> Task goal
What is the number of lines containing the word "JSON"? Please answer with that number and nothing more.
Start of Recorded information
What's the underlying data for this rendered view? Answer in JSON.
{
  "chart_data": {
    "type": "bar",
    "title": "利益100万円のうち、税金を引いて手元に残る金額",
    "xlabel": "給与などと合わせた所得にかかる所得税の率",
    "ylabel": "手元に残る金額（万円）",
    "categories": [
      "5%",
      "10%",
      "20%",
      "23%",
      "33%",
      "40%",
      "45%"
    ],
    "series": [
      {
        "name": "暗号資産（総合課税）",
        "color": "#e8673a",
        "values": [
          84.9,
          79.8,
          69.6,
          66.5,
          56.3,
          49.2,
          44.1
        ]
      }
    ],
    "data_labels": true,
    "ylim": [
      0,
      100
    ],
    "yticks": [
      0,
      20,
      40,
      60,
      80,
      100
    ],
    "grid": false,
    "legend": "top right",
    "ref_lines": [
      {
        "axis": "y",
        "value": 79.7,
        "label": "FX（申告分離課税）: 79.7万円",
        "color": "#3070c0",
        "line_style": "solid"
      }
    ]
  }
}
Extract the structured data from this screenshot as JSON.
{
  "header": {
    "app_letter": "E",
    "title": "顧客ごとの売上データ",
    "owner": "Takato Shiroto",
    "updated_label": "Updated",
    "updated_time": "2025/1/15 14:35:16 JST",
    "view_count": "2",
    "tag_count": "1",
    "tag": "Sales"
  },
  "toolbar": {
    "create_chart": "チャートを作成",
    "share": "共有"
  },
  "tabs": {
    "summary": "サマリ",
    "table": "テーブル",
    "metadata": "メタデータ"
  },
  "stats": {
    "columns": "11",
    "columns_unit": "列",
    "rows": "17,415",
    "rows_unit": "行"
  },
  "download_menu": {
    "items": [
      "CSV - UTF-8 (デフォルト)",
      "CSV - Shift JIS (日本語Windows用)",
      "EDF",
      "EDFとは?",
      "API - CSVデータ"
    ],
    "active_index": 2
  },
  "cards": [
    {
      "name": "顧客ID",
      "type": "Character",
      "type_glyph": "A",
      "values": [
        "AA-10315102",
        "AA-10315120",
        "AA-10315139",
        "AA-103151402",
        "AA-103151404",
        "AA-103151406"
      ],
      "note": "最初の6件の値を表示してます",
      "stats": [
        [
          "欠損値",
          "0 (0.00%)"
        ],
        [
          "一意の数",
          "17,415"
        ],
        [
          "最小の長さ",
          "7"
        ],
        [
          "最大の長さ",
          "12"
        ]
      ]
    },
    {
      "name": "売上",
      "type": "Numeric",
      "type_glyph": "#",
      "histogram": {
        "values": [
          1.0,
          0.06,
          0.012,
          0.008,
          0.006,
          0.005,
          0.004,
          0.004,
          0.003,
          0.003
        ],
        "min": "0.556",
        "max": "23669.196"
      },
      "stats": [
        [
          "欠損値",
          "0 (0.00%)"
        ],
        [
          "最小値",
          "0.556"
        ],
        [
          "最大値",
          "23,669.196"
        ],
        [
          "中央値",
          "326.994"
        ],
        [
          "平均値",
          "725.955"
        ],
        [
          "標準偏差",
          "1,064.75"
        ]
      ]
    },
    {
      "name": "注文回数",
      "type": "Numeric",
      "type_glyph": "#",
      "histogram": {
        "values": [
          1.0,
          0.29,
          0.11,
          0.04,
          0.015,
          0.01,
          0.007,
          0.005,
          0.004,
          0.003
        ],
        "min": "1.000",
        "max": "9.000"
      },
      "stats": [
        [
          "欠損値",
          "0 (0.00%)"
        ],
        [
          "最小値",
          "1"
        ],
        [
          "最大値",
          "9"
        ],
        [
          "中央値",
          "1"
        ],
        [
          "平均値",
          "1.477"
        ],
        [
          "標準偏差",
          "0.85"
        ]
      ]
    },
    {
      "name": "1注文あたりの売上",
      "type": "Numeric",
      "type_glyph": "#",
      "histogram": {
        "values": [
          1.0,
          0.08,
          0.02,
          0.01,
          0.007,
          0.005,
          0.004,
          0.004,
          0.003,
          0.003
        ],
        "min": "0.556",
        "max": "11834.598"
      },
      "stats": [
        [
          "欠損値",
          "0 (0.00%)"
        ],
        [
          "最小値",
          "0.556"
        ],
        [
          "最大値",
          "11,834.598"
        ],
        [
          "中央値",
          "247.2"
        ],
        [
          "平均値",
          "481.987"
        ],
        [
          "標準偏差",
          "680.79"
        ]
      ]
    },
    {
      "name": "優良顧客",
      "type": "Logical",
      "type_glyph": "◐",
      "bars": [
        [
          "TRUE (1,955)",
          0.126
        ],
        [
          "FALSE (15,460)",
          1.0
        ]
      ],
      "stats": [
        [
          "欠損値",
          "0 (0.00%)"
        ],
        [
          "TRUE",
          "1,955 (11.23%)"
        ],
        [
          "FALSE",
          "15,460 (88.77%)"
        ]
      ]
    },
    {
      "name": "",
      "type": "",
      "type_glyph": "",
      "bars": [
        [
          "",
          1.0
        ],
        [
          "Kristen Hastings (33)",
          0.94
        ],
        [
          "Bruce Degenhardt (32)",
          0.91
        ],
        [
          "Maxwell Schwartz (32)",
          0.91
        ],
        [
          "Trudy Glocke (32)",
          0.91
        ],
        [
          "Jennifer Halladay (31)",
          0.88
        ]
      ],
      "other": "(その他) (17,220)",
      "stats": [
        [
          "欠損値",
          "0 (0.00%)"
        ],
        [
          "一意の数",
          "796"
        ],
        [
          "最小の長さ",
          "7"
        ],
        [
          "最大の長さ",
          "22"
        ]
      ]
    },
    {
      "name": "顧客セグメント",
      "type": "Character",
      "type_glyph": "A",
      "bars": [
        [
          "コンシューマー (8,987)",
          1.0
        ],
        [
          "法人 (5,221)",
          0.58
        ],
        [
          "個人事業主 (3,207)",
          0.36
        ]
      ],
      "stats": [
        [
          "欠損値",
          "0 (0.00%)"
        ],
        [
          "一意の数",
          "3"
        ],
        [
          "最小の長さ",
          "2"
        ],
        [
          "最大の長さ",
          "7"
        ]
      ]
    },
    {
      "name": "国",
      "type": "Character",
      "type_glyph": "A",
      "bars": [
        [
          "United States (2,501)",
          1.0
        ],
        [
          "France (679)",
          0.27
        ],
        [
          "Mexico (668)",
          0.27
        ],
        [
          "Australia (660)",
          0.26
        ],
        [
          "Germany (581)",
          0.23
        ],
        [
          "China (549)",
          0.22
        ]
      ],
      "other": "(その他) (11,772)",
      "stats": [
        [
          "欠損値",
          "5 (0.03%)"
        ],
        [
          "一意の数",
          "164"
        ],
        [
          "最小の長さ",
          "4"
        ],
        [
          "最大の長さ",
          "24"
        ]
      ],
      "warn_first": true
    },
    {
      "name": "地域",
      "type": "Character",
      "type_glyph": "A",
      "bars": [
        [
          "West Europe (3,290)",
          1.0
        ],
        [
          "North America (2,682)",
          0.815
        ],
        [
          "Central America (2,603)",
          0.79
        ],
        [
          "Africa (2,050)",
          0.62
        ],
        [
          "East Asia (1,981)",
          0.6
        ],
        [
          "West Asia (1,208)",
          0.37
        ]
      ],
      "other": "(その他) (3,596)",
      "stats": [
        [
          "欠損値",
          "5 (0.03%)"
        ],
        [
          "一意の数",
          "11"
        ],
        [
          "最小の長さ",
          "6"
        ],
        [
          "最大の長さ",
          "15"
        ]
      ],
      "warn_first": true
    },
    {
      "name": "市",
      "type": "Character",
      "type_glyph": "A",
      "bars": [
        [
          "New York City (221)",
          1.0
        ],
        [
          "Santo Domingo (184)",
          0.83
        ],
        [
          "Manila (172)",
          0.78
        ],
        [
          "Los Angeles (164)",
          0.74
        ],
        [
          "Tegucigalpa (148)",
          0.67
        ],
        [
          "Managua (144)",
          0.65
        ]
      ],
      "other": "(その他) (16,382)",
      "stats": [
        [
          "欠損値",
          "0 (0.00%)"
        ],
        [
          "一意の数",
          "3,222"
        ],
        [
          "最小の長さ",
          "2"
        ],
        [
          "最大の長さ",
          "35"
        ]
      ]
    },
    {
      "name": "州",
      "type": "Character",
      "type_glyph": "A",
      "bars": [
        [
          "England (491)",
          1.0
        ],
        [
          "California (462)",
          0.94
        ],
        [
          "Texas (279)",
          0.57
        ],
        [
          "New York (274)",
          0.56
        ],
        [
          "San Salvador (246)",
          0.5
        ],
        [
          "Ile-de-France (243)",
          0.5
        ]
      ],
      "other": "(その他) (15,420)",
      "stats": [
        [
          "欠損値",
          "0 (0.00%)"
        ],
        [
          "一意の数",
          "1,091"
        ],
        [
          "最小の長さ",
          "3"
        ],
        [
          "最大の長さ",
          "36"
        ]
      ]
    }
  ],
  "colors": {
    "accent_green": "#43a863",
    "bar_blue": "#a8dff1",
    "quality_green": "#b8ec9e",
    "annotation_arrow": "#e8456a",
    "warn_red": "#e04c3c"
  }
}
End of Recorded information
> Task output
2